====== Dataset records ======
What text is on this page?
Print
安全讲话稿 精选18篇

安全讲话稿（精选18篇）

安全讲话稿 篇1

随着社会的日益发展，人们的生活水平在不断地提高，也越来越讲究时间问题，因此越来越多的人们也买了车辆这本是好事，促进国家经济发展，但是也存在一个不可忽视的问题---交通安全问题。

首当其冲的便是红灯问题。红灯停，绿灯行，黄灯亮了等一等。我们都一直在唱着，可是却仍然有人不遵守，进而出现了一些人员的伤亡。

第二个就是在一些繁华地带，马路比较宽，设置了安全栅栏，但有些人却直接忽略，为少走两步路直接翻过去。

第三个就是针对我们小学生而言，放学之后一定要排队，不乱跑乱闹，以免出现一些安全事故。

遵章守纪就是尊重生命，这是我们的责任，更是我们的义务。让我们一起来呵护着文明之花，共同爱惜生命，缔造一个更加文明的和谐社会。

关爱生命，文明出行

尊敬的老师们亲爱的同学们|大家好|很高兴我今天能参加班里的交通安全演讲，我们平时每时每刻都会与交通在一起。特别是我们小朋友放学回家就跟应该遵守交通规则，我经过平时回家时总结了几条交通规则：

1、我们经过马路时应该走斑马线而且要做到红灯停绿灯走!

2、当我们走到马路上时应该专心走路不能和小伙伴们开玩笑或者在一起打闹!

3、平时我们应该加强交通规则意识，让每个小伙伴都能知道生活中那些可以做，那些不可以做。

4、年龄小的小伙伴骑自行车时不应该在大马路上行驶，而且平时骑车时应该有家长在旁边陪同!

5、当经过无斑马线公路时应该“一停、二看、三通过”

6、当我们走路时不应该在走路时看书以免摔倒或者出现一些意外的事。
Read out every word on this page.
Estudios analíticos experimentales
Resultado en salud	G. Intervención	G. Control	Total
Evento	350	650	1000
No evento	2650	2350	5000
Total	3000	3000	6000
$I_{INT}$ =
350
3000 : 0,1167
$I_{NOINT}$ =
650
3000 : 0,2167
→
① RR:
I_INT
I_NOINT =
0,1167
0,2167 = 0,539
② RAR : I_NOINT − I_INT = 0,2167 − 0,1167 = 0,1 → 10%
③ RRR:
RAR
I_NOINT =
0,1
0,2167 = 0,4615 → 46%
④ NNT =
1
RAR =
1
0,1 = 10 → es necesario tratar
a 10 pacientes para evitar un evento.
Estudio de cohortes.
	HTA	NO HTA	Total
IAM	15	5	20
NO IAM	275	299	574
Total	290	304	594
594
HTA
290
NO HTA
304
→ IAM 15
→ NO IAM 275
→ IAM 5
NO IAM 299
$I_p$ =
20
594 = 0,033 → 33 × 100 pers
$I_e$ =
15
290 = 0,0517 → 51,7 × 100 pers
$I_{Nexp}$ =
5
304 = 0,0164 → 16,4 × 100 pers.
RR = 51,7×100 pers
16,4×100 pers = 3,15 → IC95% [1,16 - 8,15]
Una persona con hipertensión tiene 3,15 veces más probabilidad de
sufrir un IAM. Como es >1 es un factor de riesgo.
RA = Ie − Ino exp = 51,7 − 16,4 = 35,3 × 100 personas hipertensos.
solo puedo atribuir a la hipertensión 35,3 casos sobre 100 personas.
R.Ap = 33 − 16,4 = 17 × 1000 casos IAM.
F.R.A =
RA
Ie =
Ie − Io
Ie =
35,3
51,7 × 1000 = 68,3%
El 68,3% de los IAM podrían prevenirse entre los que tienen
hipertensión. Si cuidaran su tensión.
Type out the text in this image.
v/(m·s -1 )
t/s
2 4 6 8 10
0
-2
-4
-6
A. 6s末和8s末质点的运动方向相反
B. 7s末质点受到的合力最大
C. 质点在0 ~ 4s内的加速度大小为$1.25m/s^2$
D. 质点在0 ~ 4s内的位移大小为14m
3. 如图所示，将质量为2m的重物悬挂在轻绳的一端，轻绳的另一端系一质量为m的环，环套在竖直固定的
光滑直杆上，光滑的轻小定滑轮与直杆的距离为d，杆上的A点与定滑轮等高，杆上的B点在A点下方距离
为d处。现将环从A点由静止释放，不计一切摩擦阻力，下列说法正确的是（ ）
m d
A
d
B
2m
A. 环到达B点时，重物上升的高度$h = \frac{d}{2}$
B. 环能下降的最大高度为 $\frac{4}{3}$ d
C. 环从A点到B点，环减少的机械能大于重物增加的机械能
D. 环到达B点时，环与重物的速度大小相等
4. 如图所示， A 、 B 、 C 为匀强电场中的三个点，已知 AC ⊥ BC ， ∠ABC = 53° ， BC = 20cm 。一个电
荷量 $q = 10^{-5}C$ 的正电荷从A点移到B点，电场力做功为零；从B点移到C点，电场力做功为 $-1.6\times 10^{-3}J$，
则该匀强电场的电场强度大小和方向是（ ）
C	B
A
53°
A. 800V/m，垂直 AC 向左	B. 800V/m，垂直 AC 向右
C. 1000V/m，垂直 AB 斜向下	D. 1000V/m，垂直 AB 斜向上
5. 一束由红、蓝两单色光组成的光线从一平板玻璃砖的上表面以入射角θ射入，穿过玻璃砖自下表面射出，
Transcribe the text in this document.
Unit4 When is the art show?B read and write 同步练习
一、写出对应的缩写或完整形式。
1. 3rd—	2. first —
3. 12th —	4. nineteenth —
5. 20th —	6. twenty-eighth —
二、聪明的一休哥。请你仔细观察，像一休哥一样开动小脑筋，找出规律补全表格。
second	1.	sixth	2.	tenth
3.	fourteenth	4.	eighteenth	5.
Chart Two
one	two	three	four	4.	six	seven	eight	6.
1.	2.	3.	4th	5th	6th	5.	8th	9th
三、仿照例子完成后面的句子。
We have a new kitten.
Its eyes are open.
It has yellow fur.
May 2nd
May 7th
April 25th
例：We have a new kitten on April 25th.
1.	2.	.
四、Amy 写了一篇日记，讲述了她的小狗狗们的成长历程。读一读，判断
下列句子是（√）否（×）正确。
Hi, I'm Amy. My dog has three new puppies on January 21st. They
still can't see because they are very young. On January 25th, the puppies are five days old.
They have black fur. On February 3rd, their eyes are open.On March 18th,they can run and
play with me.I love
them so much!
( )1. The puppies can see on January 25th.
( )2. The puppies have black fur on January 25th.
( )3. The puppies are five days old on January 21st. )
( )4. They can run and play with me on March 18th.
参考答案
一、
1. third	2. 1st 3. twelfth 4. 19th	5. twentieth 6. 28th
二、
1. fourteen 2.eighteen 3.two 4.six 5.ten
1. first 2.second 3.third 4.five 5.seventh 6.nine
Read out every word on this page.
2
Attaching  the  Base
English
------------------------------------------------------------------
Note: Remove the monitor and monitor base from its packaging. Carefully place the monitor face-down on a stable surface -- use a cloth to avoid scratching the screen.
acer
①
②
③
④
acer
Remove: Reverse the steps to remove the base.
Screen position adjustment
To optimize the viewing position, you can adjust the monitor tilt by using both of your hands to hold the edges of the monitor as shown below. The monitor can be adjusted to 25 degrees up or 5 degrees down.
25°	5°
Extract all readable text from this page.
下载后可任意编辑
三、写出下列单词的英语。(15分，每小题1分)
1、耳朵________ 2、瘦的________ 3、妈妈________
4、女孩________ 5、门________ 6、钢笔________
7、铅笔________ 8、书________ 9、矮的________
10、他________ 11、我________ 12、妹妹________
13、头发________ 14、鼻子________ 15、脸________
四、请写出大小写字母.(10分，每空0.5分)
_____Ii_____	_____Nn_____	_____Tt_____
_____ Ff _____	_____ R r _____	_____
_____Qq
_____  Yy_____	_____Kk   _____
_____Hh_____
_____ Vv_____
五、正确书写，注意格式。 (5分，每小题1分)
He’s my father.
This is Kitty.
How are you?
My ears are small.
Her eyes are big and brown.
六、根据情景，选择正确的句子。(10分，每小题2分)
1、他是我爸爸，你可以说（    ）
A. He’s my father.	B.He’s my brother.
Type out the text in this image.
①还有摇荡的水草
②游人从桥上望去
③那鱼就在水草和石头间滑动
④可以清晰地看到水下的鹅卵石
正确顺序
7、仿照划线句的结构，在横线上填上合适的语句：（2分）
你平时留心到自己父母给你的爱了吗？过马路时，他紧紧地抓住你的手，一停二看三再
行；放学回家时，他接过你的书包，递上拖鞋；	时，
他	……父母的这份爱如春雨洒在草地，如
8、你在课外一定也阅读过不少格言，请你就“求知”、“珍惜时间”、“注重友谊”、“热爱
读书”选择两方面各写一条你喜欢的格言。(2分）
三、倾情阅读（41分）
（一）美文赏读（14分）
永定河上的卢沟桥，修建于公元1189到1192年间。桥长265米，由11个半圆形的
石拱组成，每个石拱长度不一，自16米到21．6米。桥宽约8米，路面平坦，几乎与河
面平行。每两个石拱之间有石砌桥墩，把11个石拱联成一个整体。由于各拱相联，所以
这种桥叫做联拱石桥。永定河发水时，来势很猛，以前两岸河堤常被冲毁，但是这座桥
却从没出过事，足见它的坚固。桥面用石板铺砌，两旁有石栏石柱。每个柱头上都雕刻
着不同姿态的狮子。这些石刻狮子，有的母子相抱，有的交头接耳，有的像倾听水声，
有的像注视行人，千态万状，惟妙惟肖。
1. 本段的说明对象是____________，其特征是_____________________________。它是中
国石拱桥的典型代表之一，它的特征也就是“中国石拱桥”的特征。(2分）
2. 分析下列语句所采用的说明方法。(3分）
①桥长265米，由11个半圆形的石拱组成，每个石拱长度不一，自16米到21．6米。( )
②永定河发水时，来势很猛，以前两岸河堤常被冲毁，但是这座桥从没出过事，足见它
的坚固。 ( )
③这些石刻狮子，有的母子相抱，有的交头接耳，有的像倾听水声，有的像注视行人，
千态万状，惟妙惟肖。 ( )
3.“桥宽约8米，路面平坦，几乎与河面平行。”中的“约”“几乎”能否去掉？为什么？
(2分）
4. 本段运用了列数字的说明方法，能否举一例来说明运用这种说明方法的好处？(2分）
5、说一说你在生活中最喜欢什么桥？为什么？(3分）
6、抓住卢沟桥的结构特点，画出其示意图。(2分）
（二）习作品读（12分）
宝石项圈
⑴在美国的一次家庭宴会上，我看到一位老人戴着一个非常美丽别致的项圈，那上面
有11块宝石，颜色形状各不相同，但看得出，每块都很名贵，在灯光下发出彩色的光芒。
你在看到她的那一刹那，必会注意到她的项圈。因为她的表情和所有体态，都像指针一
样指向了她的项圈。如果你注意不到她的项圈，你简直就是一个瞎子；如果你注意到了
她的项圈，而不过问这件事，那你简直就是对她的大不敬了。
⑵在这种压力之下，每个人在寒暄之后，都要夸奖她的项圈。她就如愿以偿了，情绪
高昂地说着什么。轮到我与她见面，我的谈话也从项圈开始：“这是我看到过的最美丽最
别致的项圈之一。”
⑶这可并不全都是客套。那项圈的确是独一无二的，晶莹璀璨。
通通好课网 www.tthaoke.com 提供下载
======
The exercise
From the entries above, collect every line with the string "路面平坦" in it.

Written response
石拱组成，每个石拱长度不一，自16米到21．6米。桥宽约8米，路面平坦，几乎与河
3.“桥宽约8米，路面平坦，几乎与河面平行。”中的“约”“几乎”能否去掉？为什么？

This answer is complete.